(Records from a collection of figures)
╔══

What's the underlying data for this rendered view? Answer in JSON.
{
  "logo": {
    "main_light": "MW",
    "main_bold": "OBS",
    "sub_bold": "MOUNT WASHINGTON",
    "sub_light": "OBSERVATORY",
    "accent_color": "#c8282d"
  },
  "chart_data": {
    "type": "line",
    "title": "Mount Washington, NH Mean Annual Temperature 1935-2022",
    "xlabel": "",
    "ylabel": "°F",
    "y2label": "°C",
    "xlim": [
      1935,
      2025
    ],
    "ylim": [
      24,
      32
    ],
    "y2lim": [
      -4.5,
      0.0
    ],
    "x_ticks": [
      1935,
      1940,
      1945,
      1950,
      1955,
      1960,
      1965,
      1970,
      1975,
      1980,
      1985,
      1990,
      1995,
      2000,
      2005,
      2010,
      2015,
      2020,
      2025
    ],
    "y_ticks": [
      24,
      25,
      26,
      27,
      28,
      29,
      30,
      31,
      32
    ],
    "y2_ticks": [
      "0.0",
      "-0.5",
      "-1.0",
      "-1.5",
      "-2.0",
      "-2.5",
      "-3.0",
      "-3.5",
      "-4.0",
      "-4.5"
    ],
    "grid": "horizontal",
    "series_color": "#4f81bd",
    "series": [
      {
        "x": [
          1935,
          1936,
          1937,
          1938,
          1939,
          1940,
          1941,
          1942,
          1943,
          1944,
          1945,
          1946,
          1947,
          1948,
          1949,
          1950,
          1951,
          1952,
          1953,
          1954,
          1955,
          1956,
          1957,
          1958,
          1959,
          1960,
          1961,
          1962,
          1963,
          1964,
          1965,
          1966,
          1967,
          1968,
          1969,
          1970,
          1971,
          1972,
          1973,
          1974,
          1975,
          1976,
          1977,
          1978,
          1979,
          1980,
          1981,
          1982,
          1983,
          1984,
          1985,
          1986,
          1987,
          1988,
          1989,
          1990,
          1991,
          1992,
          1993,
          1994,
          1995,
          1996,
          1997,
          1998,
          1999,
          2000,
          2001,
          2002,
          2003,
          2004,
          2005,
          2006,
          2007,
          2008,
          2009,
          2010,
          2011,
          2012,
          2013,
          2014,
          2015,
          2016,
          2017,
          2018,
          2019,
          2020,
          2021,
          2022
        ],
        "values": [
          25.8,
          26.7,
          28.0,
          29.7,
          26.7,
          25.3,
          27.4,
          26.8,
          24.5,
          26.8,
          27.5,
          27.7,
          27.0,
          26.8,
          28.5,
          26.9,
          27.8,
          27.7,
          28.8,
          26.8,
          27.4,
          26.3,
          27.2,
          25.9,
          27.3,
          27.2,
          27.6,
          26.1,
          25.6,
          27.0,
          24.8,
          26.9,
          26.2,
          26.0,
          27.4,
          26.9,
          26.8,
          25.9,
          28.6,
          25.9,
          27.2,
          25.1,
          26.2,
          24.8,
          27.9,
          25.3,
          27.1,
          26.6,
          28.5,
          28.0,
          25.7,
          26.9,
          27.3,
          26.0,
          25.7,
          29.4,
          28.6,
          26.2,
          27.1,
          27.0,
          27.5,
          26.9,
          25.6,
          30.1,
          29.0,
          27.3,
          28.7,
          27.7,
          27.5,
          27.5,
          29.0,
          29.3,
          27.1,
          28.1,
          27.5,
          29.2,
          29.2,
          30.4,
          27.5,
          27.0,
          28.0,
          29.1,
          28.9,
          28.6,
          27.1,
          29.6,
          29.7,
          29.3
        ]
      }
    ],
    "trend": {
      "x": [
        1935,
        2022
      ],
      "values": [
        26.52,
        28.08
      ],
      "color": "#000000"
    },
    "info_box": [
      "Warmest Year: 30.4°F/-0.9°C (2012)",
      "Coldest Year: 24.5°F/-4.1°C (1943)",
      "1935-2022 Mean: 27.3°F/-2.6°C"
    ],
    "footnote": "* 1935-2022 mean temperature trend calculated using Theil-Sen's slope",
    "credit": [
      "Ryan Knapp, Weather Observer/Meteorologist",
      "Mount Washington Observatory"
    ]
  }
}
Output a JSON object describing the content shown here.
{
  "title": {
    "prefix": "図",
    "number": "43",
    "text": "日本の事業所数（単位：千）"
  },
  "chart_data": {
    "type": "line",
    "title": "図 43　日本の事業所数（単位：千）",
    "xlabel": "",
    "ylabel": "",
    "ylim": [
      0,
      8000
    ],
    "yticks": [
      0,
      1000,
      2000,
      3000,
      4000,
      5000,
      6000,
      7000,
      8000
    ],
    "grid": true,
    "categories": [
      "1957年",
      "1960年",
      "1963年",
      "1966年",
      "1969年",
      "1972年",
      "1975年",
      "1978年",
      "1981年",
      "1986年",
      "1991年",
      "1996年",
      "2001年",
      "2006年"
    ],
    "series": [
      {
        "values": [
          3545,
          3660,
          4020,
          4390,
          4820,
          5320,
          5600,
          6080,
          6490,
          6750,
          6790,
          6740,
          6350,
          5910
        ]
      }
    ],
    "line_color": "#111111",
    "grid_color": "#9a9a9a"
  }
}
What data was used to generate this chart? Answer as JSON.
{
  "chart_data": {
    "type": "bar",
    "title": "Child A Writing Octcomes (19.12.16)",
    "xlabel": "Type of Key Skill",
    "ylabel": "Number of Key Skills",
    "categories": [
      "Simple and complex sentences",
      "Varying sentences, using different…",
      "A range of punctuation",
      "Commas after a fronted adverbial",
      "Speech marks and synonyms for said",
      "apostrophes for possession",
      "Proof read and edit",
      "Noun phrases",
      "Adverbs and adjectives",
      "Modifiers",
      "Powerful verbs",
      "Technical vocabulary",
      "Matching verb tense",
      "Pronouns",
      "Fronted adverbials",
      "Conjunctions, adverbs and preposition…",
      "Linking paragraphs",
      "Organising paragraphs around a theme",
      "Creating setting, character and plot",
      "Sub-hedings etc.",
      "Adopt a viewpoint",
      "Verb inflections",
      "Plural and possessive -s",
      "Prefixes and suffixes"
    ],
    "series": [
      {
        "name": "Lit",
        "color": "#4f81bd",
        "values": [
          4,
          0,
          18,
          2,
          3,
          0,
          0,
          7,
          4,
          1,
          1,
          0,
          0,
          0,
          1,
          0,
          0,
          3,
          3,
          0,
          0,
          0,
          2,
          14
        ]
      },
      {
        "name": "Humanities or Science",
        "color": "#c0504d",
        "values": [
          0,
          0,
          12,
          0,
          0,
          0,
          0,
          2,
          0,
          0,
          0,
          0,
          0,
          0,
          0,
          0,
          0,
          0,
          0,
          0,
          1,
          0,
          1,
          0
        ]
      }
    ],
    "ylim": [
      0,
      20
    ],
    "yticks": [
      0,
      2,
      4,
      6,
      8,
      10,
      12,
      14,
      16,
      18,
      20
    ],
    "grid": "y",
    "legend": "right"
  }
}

╚══

### PROBLEM STATEMENT
Identify all lines where the word "JSON" shows up. Copy them.

### RESPONSE TO THE EXERCISE
What's the underlying data for this rendered view? Answer in JSON.
Output a JSON object describing the content shown here.
What data was used to generate this chart? Answer as JSON.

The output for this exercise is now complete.